Le professeur: L’amour est-il plus fort que la politique?

Par Boutaina Rafik
Affiche du film le professeur DR
Affiche du film le professeur DR

Plusieurs fois retardé, le long métrage «Le professeur» de Mahmoud Ben Mahmoud a fini par voir le jour en 2012. Projeté en avant-première à la ville de Redeyef, là où se déroule nt ses principaux événements, ce drame politique raconte la Tunisie des années 70. Critique

«Le professeur» nous plonge dans la Tunisie des années 70 et son ambiance morose, plus précisément en 1977. Khalil, interprété par Ahmed Hafiène, professeur de droit à l’université de Tunis et membre du parti au pouvoir, les Destouriens, est le personnage principal de ce long métrage.

Père de famille, Khalil est chargé par le parti au pouvoir de le représenter au sein de la nouvelle Ligue des Droits de l’Homme (LTDH) créée en 1977.

En ces temps, la Tunisie vit au rythme d’une crise syndicale et politique qui a éclaté entre le gouvernement et l’Union générale tunisienne du travail (UGTT) et l’éclatement des tensions autour du bassin minier de Gafssa.

Engagé par son parti pour adhérer au comité de la LTDH afin de suivre leurs agissements, la vie paisible
de Khalil bascule lorsqu’il apprend que Houda (Lobna Malika), l’une de ses étudiantes avec qui il entretient une liaison extra-conjugale, vient d’être arrêtée dans le sud du pays en compagnie de deux journalistes italiens venus enquêter sur les grèves et les sit-in, qui se déroulent au bassin minier de Gafssa par des ouvriers rongés par la misère et l’indifférence de l’Etat. Houda va se retrouver, sans le vouloir dans une affaire de sécurité d’Etat.

Khalil se retrouve déchiré entre les valeurs de son parti, sa vie familiale, sa position à l’université, sa carrière politique et son amante qu’il veut défendre malgré tout.

Réalisé par Mahmoud Ben Mahmoud, «le professeur» embarque le spectateur dans une retranscription de faits politiques et historiques qui avaient toutes leurs chances de se produire au cours de cette période mouvementée de la Tunisie, sous fonds d’une romance interdite.

*Matériel extrait*
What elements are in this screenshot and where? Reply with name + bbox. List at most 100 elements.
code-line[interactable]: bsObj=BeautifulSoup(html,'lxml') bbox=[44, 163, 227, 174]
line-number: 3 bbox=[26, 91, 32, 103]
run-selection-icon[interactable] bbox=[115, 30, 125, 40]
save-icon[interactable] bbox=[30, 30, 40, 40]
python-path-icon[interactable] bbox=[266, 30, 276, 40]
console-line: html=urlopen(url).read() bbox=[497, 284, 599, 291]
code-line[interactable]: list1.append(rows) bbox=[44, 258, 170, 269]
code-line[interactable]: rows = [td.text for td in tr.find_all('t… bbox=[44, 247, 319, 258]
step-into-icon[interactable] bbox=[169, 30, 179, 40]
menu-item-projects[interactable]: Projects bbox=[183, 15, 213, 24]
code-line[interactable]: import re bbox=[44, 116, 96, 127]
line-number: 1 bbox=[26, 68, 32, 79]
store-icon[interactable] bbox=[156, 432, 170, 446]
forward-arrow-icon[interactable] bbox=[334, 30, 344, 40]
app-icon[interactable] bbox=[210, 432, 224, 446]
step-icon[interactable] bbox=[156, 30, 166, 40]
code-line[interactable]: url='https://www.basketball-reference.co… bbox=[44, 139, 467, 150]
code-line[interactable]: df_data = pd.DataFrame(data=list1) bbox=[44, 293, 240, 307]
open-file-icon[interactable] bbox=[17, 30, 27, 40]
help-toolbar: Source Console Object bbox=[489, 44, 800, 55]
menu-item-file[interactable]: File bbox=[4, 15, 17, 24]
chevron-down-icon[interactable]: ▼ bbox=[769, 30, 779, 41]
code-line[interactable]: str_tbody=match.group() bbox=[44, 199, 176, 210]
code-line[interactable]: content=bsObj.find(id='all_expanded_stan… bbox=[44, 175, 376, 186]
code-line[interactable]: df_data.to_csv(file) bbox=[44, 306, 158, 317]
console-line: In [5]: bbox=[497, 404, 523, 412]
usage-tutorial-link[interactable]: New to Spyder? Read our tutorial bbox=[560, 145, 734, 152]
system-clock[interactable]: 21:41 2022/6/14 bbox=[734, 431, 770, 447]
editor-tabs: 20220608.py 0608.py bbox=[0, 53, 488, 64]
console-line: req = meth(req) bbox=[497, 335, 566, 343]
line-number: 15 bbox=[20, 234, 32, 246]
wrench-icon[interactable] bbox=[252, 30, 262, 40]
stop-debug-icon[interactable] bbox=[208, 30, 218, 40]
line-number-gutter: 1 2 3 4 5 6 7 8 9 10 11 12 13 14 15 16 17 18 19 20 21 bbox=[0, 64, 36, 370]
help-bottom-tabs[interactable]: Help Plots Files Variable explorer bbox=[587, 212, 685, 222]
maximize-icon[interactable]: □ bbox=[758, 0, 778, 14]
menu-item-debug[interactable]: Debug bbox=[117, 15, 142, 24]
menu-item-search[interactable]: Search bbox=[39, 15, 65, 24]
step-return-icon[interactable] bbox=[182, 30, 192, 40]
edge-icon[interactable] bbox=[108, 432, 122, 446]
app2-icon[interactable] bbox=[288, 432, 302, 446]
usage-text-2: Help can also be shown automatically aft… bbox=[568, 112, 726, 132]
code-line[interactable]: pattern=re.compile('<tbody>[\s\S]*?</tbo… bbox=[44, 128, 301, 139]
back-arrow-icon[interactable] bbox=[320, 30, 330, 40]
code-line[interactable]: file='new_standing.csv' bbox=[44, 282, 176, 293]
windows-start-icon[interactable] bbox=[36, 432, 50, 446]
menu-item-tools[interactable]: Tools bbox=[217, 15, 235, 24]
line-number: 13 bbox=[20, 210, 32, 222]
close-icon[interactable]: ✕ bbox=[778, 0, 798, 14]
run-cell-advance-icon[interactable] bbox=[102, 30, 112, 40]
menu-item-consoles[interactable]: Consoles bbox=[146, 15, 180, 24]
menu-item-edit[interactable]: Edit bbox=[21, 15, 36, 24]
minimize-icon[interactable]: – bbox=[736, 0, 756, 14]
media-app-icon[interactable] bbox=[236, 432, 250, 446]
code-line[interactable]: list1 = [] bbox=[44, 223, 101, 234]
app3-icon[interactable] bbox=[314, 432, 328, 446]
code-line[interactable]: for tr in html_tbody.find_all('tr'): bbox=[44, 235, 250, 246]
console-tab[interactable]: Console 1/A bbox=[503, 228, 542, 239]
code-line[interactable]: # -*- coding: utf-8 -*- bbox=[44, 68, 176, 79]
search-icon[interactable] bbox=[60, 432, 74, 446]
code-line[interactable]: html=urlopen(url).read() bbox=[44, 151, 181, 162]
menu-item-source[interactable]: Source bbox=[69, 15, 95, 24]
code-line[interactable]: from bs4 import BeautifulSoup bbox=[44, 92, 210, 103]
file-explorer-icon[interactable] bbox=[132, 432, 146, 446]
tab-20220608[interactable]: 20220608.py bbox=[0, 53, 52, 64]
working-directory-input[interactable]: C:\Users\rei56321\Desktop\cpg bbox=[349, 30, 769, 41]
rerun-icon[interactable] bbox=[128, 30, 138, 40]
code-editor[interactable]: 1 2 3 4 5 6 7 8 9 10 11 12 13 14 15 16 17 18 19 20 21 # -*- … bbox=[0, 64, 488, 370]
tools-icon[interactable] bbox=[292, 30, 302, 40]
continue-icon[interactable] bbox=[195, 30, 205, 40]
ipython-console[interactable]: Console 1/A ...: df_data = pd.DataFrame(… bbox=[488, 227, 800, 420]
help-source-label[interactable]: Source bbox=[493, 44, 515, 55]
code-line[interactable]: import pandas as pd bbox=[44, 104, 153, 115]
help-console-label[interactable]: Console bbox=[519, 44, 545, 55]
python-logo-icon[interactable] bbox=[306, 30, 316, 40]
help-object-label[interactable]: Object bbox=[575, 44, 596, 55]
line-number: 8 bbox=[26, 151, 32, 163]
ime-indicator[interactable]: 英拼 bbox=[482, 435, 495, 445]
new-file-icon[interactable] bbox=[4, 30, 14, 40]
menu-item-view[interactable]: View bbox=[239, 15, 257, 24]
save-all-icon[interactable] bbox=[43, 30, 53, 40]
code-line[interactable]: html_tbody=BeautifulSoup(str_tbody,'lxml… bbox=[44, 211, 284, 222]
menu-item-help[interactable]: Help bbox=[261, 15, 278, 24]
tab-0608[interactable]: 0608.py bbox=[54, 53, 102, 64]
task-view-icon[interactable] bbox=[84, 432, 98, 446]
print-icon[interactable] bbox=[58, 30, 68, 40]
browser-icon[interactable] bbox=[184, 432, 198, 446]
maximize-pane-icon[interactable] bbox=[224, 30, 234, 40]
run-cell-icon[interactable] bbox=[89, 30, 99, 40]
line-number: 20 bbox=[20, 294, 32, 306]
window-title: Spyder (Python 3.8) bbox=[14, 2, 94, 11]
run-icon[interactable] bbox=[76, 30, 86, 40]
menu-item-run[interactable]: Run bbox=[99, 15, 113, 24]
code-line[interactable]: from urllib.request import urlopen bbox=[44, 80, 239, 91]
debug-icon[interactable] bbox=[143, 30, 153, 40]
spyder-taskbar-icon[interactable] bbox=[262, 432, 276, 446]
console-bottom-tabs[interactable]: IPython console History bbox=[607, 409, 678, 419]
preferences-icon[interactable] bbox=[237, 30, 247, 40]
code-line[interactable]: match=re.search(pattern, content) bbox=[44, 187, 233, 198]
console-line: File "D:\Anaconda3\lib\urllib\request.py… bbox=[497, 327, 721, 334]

*Activité 1*
D'après le texte sur le film « Le professeur », quelle discipline Khalil enseigne-t-il à l'université de Tunis ?
*Activité 2*
Reproduisez sans modification le passage du texte sur le film « Le professeur » qui va de « Par Boutaina Rafik » à « créée en 1977. ».

*Votre réponse 1*
Khalil enseigne le droit.

*Votre réponse 2*
Par Boutaina Rafik
Affiche du film le professeur DR
Affiche du film le professeur DR

Plusieurs fois retardé, le long métrage «Le professeur» de Mahmoud Ben Mahmoud a fini par voir le jour en 2012. Projeté en avant-première à la ville de Redeyef, là où se déroule nt ses principaux événements, ce drame politique raconte la Tunisie des années 70. Critique

«Le professeur» nous plonge dans la Tunisie des années 70 et son ambiance morose, plus précisément en 1977. Khalil, interprété par Ahmed Hafiène, professeur de droit à l’université de Tunis et membre du parti au pouvoir, les Destouriens, est le personnage principal de ce long métrage.

Père de famille, Khalil est chargé par le parti au pouvoir de le représenter au sein de la nouvelle Ligue des Droits de l’Homme (LTDH) créée en 1977.